Article ->
From mboxrd@z Thu Jan  1 00:00:00 1970
Received: (from majordomo@localhost) by pauillac.inria.fr (8.7.6/8.7.3) id KAA06968; Tue, 21 Jan 2003 10:56:51 +0100 (MET)
X-Authentication-Warning: pauillac.inria.fr: majordomo set sender to owner-caml-list@pauillac.inria.fr using -f
Received: from concorde.inria.fr (concorde.inria.fr [192.93.2.39]) by pauillac.inria.fr (8.7.6/8.7.3) with ESMTP id KAA06748 for <caml-list@pauillac.inria.fr>; Tue, 21 Jan 2003 10:56:50 +0100 (MET)
Received: from pauillac.inria.fr (pauillac.inria.fr [128.93.11.35])
	by concorde.inria.fr (8.11.1/8.11.1) with ESMTP id h0L9umr01093;
	Tue, 21 Jan 2003 10:56:48 +0100 (MET)
Received: (from xleroy@localhost) by pauillac.inria.fr (8.7.6/8.7.3) id KAA06984; Tue, 21 Jan 2003 10:56:48 +0100 (MET)
Date: Tue, 21 Jan 2003 10:56:48 +0100
From: Xavier Leroy <xavier.leroy@inria.fr>
To: Oleg <oleg_inconnu@myrealbox.com>
Cc: caml-list@inria.fr
Subject: [Caml-list] Re: Coyote Gulch test in Caml
Message-ID: <20030121105648.A5543@pauillac.inria.fr>
References: <3E15B3B3.3040106@163.com> <20030103071042.T22850@speakeasy.org> <20030104193118.A26208@pauillac.inria.fr> <200301181749.48295.oleg_inconnu@myrealbox.com>
Mime-Version: 1.0
Content-Type: text/plain; charset=us-ascii
X-Mailer: Mutt 1.0i
In-Reply-To: <200301181749.48295.oleg_inconnu@myrealbox.com>; from oleg_inconnu@myrealbox.com on Sat, Jan 18, 2003 at 05:49:47PM -0500
Sender: owner-caml-list@pauillac.inria.fr
Precedence: bulk

> On Saturday 04 January 2003 01:31 pm, Xavier Leroy wrote:
> > Apparently, the ocamlopt-generated code
> > offers less instruction-level parallelism than the g++-generated code
> > for the float computations.  Still, I haven't really understood where
> > the factor of 2 comes from.  

Oleg asks:

> It's been a couple of weeks. I'm wondering if you got any new insights into 
> this?

Yes: I'm just back from a trip to the US and had plenty of time to
kill during the transatlantic flights :-)

Apparently, one cause of inefficiency is excessive storing of
float results in memory temporaries.  The x86 is a wierd beast: while
loading floats from memory is quite fast (almost as fast as using a
float already on the register stack), storing (the fstp instruction)

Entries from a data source
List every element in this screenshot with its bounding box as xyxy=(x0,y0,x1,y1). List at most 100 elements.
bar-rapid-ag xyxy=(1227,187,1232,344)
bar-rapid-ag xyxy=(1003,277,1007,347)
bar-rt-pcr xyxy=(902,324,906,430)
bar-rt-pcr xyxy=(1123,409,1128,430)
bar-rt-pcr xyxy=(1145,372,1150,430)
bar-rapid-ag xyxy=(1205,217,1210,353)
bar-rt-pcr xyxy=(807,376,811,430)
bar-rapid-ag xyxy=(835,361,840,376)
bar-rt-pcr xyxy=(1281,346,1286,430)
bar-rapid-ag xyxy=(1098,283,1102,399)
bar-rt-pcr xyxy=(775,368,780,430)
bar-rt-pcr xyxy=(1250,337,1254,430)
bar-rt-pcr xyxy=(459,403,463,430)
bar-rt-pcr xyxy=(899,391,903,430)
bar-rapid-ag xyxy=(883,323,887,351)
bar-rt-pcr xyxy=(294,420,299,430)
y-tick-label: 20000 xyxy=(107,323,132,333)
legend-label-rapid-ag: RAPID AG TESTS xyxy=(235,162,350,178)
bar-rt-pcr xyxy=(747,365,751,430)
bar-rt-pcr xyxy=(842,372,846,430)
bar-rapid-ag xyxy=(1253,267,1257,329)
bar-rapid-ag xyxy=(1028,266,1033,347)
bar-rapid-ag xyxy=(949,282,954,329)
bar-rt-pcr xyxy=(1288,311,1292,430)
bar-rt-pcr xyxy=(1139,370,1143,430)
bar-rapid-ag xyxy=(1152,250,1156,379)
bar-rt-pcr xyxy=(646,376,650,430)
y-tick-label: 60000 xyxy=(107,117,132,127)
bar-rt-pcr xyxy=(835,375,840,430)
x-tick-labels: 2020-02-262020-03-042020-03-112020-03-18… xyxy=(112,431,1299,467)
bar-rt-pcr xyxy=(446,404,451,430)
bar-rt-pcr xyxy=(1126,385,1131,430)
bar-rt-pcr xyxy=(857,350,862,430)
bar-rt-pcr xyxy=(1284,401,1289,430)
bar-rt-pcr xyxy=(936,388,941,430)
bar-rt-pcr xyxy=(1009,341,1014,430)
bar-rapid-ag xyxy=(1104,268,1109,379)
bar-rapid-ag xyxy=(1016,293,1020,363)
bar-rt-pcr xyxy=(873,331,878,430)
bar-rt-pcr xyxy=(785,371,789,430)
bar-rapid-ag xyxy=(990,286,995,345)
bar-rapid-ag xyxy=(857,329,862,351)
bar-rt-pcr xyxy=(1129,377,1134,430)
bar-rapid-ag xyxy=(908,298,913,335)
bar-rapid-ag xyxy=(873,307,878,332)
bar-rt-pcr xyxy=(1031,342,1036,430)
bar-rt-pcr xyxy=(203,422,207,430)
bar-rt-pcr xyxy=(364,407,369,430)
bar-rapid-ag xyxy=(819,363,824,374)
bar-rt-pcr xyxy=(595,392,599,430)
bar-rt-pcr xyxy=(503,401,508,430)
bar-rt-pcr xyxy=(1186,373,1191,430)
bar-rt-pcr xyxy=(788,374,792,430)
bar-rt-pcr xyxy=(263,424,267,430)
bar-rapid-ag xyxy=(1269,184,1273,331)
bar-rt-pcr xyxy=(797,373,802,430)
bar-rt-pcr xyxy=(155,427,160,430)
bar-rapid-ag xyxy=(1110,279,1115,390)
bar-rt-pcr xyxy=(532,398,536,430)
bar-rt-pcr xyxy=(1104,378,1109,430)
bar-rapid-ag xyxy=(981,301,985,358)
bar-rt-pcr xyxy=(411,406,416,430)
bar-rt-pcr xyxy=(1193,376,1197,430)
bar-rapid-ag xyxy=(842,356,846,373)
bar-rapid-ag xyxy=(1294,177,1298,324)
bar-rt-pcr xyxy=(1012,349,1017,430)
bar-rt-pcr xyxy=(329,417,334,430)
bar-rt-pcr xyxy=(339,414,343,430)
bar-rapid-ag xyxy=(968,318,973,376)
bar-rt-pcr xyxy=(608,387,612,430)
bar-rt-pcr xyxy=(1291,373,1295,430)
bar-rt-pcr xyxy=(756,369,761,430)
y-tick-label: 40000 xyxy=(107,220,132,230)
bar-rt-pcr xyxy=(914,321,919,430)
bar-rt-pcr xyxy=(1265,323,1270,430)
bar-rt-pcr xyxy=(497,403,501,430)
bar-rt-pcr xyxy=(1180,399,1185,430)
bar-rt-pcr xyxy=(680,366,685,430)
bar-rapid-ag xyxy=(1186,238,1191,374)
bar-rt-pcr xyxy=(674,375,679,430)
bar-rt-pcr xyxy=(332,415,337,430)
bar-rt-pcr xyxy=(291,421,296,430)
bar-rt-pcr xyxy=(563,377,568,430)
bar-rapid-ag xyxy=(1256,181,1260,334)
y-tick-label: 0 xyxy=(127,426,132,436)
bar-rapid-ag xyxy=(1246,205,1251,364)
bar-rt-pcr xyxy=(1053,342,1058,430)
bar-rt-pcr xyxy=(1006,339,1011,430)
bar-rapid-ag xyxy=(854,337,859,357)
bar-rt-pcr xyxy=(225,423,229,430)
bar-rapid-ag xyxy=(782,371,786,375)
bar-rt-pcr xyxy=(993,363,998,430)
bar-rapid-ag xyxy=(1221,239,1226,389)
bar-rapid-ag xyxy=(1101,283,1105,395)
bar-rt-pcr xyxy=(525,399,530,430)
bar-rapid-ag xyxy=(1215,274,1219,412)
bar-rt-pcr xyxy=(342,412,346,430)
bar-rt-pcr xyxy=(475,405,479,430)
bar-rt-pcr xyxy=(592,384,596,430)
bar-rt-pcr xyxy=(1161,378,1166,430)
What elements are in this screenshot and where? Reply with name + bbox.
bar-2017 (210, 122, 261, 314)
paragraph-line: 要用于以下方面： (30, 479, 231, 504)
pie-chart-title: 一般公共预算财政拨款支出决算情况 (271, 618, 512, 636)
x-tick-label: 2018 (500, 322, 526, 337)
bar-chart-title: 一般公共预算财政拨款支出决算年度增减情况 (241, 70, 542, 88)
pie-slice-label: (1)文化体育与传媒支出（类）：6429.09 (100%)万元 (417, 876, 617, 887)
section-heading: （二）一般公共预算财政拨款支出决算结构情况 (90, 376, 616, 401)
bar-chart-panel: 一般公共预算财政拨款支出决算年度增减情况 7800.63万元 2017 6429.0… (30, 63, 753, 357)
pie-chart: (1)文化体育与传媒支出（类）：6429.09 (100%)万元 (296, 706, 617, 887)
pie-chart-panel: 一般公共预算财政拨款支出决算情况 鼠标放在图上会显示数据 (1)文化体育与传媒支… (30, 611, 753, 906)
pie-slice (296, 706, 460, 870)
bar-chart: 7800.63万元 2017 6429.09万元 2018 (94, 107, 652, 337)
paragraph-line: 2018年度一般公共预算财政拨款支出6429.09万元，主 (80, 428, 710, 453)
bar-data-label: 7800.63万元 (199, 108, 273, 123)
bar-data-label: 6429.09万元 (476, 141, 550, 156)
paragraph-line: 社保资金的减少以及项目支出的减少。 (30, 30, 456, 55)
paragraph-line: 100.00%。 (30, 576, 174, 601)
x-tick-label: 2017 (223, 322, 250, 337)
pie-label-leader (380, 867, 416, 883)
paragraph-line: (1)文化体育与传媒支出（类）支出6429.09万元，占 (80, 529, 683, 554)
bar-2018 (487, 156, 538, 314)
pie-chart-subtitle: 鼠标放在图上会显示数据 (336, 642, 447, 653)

Parts of the exercise ->
• A. In the Coyote Gulch message, what does the writer give as one cause of inefficiency?
• B. Continue the Coyote Gulch message from the point where it stops.
The entries play no role in this work.

Results of the tasks ->
• A. Excessive storing of float results in memory temporaries.

• B.
seems to be quite expensive.  

Fortunately, a small modification to the ocamlopt x86 code generator
can remove many of these stores to temporaries in the case of
the Almabench test.   With this modification, the OCaml code runs at
2/3 the speed of the code generated by g++ -O3, which is still not
great but more in-line with previous numerical benchmarks.

I also played with a "-ffast-math" flag for ocamlopt, whereas some math
functions (sin, cos, sqrt, log) are directly expanded into x86
instructions.  With this, we get 85% of the performance of g++ -O3,
which isn't bad, and 2/3 of the performance of g++ -O3 -ffast-math.

At any rate, the changes above to the OCaml code generator need to be
tested more before possible inclusion in the next release.  Never
trust code that you wrote in an airplane, especially while fighting
for the armrest with an elderly central European lady who doesn't
understand any of the languages that you speak :-)

> Just as wild guess: the code contains calls to "sin" and "cos" on the same 
> value. Perhaps GCC manages to optimize those into one call to "sincos"

No, gcc doesn't do that.  But perhaps the Intel compiler does.

David Chase warns:

> Just a silly question, but if you want sin and cos to go faster,
> how much accuracy are you willing to trade away for improved
> performance?  Just for example, by using the Pentium instructions,
> you reduce the number of (accurate) significant bits in the result
> from 53 (IEEE double) to 13 (for some inputs between zero and 2*PI).
> (If you are using 64-bit mantissas, the worst case is only 4 bits of
> accuracy.)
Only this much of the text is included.